◆ **Exercise brief**
Output all records precisely as written.

(Dataset excerpt)
※ ※ ※

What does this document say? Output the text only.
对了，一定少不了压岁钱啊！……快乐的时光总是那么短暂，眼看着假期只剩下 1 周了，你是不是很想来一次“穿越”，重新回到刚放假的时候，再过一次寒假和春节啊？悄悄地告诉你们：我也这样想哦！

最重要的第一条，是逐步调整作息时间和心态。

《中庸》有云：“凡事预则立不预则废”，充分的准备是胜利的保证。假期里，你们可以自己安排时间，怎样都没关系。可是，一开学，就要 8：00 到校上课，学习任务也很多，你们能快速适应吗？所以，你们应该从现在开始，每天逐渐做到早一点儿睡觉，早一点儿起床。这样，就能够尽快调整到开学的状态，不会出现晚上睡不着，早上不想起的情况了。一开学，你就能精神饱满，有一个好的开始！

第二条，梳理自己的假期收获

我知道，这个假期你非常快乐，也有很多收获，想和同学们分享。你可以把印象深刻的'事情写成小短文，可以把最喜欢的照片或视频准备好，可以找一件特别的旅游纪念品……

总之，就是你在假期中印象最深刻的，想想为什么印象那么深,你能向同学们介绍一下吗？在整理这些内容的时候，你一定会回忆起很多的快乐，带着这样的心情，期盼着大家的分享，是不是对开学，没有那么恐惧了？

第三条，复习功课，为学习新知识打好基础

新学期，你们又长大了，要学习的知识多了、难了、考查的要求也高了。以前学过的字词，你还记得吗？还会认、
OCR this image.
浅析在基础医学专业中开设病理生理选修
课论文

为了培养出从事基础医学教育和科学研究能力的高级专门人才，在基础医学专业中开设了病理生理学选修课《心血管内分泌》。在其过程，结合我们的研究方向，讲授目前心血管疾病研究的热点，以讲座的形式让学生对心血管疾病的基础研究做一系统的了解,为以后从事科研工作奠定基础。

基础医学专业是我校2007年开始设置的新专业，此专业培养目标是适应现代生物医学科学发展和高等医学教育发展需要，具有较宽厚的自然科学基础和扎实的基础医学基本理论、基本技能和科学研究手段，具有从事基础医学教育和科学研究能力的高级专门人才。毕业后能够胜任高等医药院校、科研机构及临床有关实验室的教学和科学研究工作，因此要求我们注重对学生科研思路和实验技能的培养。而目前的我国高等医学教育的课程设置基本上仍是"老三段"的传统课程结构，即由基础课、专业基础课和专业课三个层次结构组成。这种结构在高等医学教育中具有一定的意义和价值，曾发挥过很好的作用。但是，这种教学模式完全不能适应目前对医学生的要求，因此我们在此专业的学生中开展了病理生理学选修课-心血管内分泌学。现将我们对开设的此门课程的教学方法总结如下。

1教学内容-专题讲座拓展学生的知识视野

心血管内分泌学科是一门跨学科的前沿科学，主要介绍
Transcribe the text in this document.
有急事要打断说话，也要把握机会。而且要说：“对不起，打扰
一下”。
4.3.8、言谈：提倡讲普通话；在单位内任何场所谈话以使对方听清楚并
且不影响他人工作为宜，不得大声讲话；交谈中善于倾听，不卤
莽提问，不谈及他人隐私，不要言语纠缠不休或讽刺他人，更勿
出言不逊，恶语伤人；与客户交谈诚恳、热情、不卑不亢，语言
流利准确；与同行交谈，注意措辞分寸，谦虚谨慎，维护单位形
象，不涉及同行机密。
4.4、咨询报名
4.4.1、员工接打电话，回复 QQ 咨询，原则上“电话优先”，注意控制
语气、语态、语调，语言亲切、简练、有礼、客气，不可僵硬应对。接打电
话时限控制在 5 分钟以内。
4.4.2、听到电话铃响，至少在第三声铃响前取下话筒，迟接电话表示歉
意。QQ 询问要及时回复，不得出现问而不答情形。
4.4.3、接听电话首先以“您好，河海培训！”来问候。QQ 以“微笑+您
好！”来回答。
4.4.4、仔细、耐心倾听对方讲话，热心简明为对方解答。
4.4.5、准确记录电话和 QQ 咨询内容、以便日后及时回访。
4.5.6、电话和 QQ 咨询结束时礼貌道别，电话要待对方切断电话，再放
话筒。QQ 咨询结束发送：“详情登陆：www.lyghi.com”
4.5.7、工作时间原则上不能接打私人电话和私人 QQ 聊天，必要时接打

※ ※ ※

◆ **Completed exercise**
What does this document say? Output the text only.
对了，一定少不了压岁钱啊！……快乐的时光总是那么短暂，眼看着假期只剩下 1 周了，你是不是很想来一次“穿越”，重新回到刚放假的时候，再过一次寒假和春节啊？悄悄地告诉你们：我也这样想哦！

最重要的第一条，是逐步调整作息时间和心态。

《中庸》有云：“凡事预则立不预则废”，充分的准备是胜利的保证。假期里，你们可以自己安排时间，怎样都没关系。可是，一开学，就要 8：00 到校上课，学习任务也很多，你们能快速适应吗？所以，你们应该从现在开始，每天逐渐做到早一点儿睡觉，早一点儿起床。这样，就能够尽快调整到开学的状态，不会出现晚上睡不着，早上不想起的情况了。一开学，你就能精神饱满，有一个好的开始！

第二条，梳理自己的假期收获

我知道，这个假期你非常快乐，也有很多收获，想和同学们分享。你可以把印象深刻的'事情写成小短文，可以把最喜欢的照片或视频准备好，可以找一件特别的旅游纪念品……

总之，就是你在假期中印象最深刻的，想想为什么印象那么深,你能向同学们介绍一下吗？在整理这些内容的时候，你一定会回忆起很多的快乐，带着这样的心情，期盼着大家的分享，是不是对开学，没有那么恐惧了？

第三条，复习功课，为学习新知识打好基础

新学期，你们又长大了，要学习的知识多了、难了、考查的要求也高了。以前学过的字词，你还记得吗？还会认、
OCR this image.
浅析在基础医学专业中开设病理生理选修
课论文

为了培养出从事基础医学教育和科学研究能力的高级专门人才，在基础医学专业中开设了病理生理学选修课《心血管内分泌》。在其过程，结合我们的研究方向，讲授目前心血管疾病研究的热点，以讲座的形式让学生对心血管疾病的基础研究做一系统的了解,为以后从事科研工作奠定基础。

基础医学专业是我校2007年开始设置的新专业，此专业培养目标是适应现代生物医学科学发展和高等医学教育发展需要，具有较宽厚的自然科学基础和扎实的基础医学基本理论、基本技能和科学研究手段，具有从事基础医学教育和科学研究能力的高级专门人才。毕业后能够胜任高等医药院校、科研机构及临床有关实验室的教学和科学研究工作，因此要求我们注重对学生科研思路和实验技能的培养。而目前的我国高等医学教育的课程设置基本上仍是"老三段"的传统课程结构，即由基础课、专业基础课和专业课三个层次结构组成。这种结构在高等医学教育中具有一定的意义和价值，曾发挥过很好的作用。但是，这种教学模式完全不能适应目前对医学生的要求，因此我们在此专业的学生中开展了病理生理学选修课-心血管内分泌学。现将我们对开设的此门课程的教学方法总结如下。

1教学内容-专题讲座拓展学生的知识视野

心血管内分泌学科是一门跨学科的前沿科学，主要介绍
Transcribe the text in this document.
有急事要打断说话，也要把握机会。而且要说：“对不起，打扰
一下”。
4.3.8、言谈：提倡讲普通话；在单位内任何场所谈话以使对方听清楚并
且不影响他人工作为宜，不得大声讲话；交谈中善于倾听，不卤
莽提问，不谈及他人隐私，不要言语纠缠不休或讽刺他人，更勿
出言不逊，恶语伤人；与客户交谈诚恳、热情、不卑不亢，语言
流利准确；与同行交谈，注意措辞分寸，谦虚谨慎，维护单位形
象，不涉及同行机密。
4.4、咨询报名
4.4.1、员工接打电话，回复 QQ 咨询，原则上“电话优先”，注意控制
语气、语态、语调，语言亲切、简练、有礼、客气，不可僵硬应对。接打电
话时限控制在 5 分钟以内。
4.4.2、听到电话铃响，至少在第三声铃响前取下话筒，迟接电话表示歉
意。QQ 询问要及时回复，不得出现问而不答情形。
4.4.3、接听电话首先以“您好，河海培训！”来问候。QQ 以“微笑+您
好！”来回答。
4.4.4、仔细、耐心倾听对方讲话，热心简明为对方解答。
4.4.5、准确记录电话和 QQ 咨询内容、以便日后及时回访。
4.5.6、电话和 QQ 咨询结束时礼貌道别，电话要待对方切断电话，再放
话筒。QQ 咨询结束发送：“详情登陆：www.lyghi.com”
4.5.7、工作时间原则上不能接打私人电话和私人 QQ 聊天，必要时接打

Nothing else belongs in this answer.